*** Trecho fornecido
Em 1961, com a colaboração de médicos residentes, tratou as vítimas do incêndio do Gran Circo Norte-Americano em Niterói — um marco em sua carreira, ocorrido dois anos antes da inauguração de sua clínica na Rua Dona Mariana, em Botafogo. Pitanguy ouviu a notícia pelo rádio, seguiu para o Iate Clube do Rio, e em sua lancha atravessou a Baía da Guanabara para chegar a Niterói, onde se deparou com uma tragédia sem precedentes.
— Cheguei com uma equipe em pleno momento de comoção. Havia muita gente querendo ajudar, mas também uma enorme desorganização. Lembro de um caso muito heroico de um menino que tinha se salvado e voltou para buscar o amigo. O que era mais dramático é que eram muitas crianças, e ao lado delas, seus amigos, de modo que devia haver ali pelo menos 500 delas — contou ele, anos depois.
******
*** Entradas exibidas
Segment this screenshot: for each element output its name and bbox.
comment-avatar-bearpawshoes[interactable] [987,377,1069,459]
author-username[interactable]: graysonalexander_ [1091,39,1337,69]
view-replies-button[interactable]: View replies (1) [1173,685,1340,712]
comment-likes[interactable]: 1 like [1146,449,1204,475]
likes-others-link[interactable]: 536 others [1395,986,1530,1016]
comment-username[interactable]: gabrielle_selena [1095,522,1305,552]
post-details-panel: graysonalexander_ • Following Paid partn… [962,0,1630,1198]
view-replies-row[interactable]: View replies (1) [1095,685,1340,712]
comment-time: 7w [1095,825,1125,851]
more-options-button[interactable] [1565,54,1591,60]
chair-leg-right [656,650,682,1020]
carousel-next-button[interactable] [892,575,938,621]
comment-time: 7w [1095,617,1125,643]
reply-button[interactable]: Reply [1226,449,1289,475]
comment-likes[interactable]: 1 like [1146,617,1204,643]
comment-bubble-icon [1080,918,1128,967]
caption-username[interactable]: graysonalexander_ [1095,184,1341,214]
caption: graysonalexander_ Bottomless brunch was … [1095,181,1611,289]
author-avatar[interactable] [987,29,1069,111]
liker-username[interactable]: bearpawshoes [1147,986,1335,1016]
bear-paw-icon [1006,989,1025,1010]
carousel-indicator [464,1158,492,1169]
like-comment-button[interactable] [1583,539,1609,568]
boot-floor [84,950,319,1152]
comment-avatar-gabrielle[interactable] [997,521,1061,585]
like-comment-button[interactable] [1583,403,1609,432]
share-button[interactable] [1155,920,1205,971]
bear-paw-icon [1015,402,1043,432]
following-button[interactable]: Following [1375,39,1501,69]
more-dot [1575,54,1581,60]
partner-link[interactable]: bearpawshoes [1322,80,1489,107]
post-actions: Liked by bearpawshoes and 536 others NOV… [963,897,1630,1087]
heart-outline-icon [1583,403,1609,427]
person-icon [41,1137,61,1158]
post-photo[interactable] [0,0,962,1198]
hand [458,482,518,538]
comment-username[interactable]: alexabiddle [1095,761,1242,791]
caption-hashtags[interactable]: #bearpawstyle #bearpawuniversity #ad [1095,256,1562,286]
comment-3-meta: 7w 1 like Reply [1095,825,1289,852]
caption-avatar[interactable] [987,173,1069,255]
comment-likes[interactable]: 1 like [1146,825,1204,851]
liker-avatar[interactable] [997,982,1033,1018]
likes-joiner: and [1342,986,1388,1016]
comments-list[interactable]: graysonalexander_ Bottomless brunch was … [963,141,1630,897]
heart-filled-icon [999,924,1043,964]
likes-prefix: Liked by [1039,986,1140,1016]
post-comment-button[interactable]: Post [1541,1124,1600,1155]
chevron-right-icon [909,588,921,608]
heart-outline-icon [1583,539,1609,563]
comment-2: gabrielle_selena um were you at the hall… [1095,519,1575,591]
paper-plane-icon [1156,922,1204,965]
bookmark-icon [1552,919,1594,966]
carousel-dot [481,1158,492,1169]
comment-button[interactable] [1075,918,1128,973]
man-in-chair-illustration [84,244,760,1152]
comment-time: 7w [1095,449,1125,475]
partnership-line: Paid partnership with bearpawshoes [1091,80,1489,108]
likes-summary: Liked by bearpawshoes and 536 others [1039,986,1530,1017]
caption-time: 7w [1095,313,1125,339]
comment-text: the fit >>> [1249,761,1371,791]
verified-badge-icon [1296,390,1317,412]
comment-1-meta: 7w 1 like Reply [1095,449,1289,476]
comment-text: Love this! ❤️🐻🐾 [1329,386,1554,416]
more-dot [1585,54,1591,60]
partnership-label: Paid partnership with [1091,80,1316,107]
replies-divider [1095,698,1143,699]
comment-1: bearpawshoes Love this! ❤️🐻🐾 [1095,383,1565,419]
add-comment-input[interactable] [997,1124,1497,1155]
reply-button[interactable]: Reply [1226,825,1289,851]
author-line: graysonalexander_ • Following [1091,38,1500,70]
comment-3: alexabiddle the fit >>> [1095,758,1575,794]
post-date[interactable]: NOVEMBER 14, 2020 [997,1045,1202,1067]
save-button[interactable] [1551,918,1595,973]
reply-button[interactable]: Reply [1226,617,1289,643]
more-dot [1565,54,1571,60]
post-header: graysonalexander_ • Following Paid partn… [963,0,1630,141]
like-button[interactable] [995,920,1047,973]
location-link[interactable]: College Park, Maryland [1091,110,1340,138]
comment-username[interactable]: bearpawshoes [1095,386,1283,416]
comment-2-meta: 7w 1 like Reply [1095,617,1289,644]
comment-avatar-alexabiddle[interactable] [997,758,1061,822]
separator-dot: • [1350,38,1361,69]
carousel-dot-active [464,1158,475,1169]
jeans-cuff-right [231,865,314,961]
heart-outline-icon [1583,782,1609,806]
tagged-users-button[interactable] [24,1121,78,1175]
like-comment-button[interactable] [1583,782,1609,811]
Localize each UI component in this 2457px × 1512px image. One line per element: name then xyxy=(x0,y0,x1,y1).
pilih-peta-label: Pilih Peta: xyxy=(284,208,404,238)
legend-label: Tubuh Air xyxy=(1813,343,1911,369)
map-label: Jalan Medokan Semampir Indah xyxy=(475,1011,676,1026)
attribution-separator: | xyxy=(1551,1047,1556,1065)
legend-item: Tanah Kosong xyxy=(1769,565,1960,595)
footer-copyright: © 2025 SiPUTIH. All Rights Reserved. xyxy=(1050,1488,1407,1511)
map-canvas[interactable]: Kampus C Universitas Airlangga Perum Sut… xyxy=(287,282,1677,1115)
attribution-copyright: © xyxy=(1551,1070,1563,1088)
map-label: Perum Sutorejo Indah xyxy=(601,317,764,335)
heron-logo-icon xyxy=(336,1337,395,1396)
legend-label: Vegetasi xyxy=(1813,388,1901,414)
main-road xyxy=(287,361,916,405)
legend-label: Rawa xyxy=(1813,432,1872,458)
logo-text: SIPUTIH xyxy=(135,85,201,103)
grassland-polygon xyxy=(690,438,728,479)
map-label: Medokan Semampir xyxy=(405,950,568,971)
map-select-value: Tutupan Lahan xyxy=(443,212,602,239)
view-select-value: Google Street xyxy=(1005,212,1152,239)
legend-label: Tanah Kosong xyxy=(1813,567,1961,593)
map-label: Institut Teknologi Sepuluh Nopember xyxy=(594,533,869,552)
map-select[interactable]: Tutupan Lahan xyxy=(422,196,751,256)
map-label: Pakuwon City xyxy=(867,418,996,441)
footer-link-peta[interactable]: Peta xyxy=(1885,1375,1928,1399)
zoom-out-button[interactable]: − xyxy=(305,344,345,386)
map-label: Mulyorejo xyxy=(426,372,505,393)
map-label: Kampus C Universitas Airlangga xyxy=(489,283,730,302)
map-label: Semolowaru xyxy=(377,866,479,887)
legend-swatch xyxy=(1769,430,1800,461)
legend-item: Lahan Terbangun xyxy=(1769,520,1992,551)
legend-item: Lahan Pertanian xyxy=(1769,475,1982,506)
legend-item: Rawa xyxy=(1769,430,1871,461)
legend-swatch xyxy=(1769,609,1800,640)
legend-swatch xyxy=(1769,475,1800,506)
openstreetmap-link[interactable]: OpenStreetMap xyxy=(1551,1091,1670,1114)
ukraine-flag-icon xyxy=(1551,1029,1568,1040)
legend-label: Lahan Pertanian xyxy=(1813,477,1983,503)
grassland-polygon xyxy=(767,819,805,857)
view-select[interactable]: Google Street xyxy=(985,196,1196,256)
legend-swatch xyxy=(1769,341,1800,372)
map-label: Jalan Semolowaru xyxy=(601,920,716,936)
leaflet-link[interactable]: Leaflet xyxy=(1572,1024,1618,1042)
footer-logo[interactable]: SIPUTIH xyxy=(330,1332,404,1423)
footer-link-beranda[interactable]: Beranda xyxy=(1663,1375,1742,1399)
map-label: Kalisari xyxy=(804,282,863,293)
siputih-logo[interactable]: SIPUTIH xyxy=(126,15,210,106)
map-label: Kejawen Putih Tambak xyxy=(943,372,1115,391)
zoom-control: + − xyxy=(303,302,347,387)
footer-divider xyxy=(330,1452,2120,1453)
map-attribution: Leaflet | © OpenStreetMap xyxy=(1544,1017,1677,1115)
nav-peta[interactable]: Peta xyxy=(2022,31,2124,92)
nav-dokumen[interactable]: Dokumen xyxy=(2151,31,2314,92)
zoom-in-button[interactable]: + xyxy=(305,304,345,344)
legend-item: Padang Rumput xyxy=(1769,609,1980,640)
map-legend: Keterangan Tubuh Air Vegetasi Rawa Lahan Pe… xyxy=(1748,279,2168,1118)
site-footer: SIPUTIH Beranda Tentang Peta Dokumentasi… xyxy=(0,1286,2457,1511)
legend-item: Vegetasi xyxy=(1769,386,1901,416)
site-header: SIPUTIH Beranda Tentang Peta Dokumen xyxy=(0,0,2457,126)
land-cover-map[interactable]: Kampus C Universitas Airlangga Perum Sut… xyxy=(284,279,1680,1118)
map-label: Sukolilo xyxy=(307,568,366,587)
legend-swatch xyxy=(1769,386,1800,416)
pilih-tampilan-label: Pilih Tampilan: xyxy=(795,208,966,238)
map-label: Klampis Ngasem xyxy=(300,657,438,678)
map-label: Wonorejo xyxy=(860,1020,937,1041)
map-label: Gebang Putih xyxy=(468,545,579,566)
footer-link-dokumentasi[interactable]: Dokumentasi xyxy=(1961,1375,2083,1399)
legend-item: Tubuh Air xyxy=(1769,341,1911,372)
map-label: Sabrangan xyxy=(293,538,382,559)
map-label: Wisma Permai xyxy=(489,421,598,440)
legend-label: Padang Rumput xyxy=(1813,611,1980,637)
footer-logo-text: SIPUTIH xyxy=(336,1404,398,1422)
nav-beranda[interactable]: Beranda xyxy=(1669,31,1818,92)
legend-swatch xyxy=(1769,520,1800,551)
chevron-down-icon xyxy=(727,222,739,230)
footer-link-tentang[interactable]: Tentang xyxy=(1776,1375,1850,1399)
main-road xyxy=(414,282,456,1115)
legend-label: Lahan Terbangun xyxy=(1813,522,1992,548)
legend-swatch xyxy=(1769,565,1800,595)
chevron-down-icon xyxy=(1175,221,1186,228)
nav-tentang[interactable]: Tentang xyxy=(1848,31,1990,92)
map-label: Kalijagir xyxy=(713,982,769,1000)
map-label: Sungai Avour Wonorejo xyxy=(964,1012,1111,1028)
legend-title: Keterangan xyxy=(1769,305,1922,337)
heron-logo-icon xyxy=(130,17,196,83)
******
Você pode reproduzir por inteiro, sem mudar nenhuma palavra, o trecho sobre Pitanguy e o incêndio do circo em Niterói?

Em 1961, com a colaboração de médicos residentes, tratou as vítimas do incêndio do Gran Circo Norte-Americano em Niterói — um marco em sua carreira, ocorrido dois anos antes da inauguração de sua clínica na Rua Dona Mariana, em Botafogo. Pitanguy ouviu a notícia pelo rádio, seguiu para o Iate Clube do Rio, e em sua lancha atravessou a Baía da Guanabara para chegar a Niterói, onde se deparou com uma tragédia sem precedentes.
— Cheguei com uma equipe em pleno momento de comoção. Havia muita gente querendo ajudar, mas também uma enorme desorganização. Lembro de um caso muito heroico de um menino que tinha se salvado e voltou para buscar o amigo. O que era mais dramático é que eram muitas crianças, e ao lado delas, seus amigos, de modo que devia haver ali pelo menos 500 delas — contou ele, anos depois.